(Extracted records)
***

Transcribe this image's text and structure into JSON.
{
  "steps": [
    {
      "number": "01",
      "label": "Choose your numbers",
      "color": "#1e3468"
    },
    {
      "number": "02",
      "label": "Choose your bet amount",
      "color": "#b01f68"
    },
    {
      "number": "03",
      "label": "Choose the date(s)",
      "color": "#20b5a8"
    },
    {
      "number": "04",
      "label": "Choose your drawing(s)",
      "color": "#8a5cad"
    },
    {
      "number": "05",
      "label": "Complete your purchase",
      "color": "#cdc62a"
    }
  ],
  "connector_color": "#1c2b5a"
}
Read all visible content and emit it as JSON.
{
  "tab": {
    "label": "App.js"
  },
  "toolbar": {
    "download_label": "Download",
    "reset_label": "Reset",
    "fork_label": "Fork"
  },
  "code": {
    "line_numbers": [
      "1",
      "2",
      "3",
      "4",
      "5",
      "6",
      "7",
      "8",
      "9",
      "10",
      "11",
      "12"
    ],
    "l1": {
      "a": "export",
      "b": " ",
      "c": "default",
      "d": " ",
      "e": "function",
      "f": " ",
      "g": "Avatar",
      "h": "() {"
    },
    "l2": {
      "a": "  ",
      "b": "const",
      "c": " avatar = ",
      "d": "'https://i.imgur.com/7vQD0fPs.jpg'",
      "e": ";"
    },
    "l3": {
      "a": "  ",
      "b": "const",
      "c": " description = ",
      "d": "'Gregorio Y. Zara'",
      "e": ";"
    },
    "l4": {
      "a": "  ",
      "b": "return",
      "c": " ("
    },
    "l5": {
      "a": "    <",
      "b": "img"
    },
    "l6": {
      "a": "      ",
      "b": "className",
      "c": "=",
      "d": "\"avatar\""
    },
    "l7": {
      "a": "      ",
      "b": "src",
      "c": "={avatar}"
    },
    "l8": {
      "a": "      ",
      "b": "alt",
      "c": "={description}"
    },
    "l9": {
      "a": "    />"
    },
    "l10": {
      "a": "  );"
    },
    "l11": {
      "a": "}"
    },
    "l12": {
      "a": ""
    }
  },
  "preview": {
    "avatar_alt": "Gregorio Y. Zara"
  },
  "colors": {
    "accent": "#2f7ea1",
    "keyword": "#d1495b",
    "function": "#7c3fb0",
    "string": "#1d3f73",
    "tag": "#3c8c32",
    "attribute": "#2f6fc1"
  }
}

***

Transcribe the full listing above without leaving anything out.

#### [Expected output]
Transcribe this image's text and structure into JSON.
{
  "steps": [
    {
      "number": "01",
      "label": "Choose your numbers",
      "color": "#1e3468"
    },
    {
      "number": "02",
      "label": "Choose your bet amount",
      "color": "#b01f68"
    },
    {
      "number": "03",
      "label": "Choose the date(s)",
      "color": "#20b5a8"
    },
    {
      "number": "04",
      "label": "Choose your drawing(s)",
      "color": "#8a5cad"
    },
    {
      "number": "05",
      "label": "Complete your purchase",
      "color": "#cdc62a"
    }
  ],
  "connector_color": "#1c2b5a"
}
Read all visible content and emit it as JSON.
{
  "tab": {
    "label": "App.js"
  },
  "toolbar": {
    "download_label": "Download",
    "reset_label": "Reset",
    "fork_label": "Fork"
  },
  "code": {
    "line_numbers": [
      "1",
      "2",
      "3",
      "4",
      "5",
      "6",
      "7",
      "8",
      "9",
      "10",
      "11",
      "12"
    ],
    "l1": {
      "a": "export",
      "b": " ",
      "c": "default",
      "d": " ",
      "e": "function",
      "f": " ",
      "g": "Avatar",
      "h": "() {"
    },
    "l2": {
      "a": "  ",
      "b": "const",
      "c": " avatar = ",
      "d": "'https://i.imgur.com/7vQD0fPs.jpg'",
      "e": ";"
    },
    "l3": {
      "a": "  ",
      "b": "const",
      "c": " description = ",
      "d": "'Gregorio Y. Zara'",
      "e": ";"
    },
    "l4": {
      "a": "  ",
      "b": "return",
      "c": " ("
    },
    "l5": {
      "a": "    <",
      "b": "img"
    },
    "l6": {
      "a": "      ",
      "b": "className",
      "c": "=",
      "d": "\"avatar\""
    },
    "l7": {
      "a": "      ",
      "b": "src",
      "c": "={avatar}"
    },
    "l8": {
      "a": "      ",
      "b": "alt",
      "c": "={description}"
    },
    "l9": {
      "a": "    />"
    },
    "l10": {
      "a": "  );"
    },
    "l11": {
      "a": "}"
    },
    "l12": {
      "a": ""
    }
  },
  "preview": {
    "avatar_alt": "Gregorio Y. Zara"
  },
  "colors": {
    "accent": "#2f7ea1",
    "keyword": "#d1495b",
    "function": "#7c3fb0",
    "string": "#1d3f73",
    "tag": "#3c8c32",
    "attribute": "#2f6fc1"
  }
}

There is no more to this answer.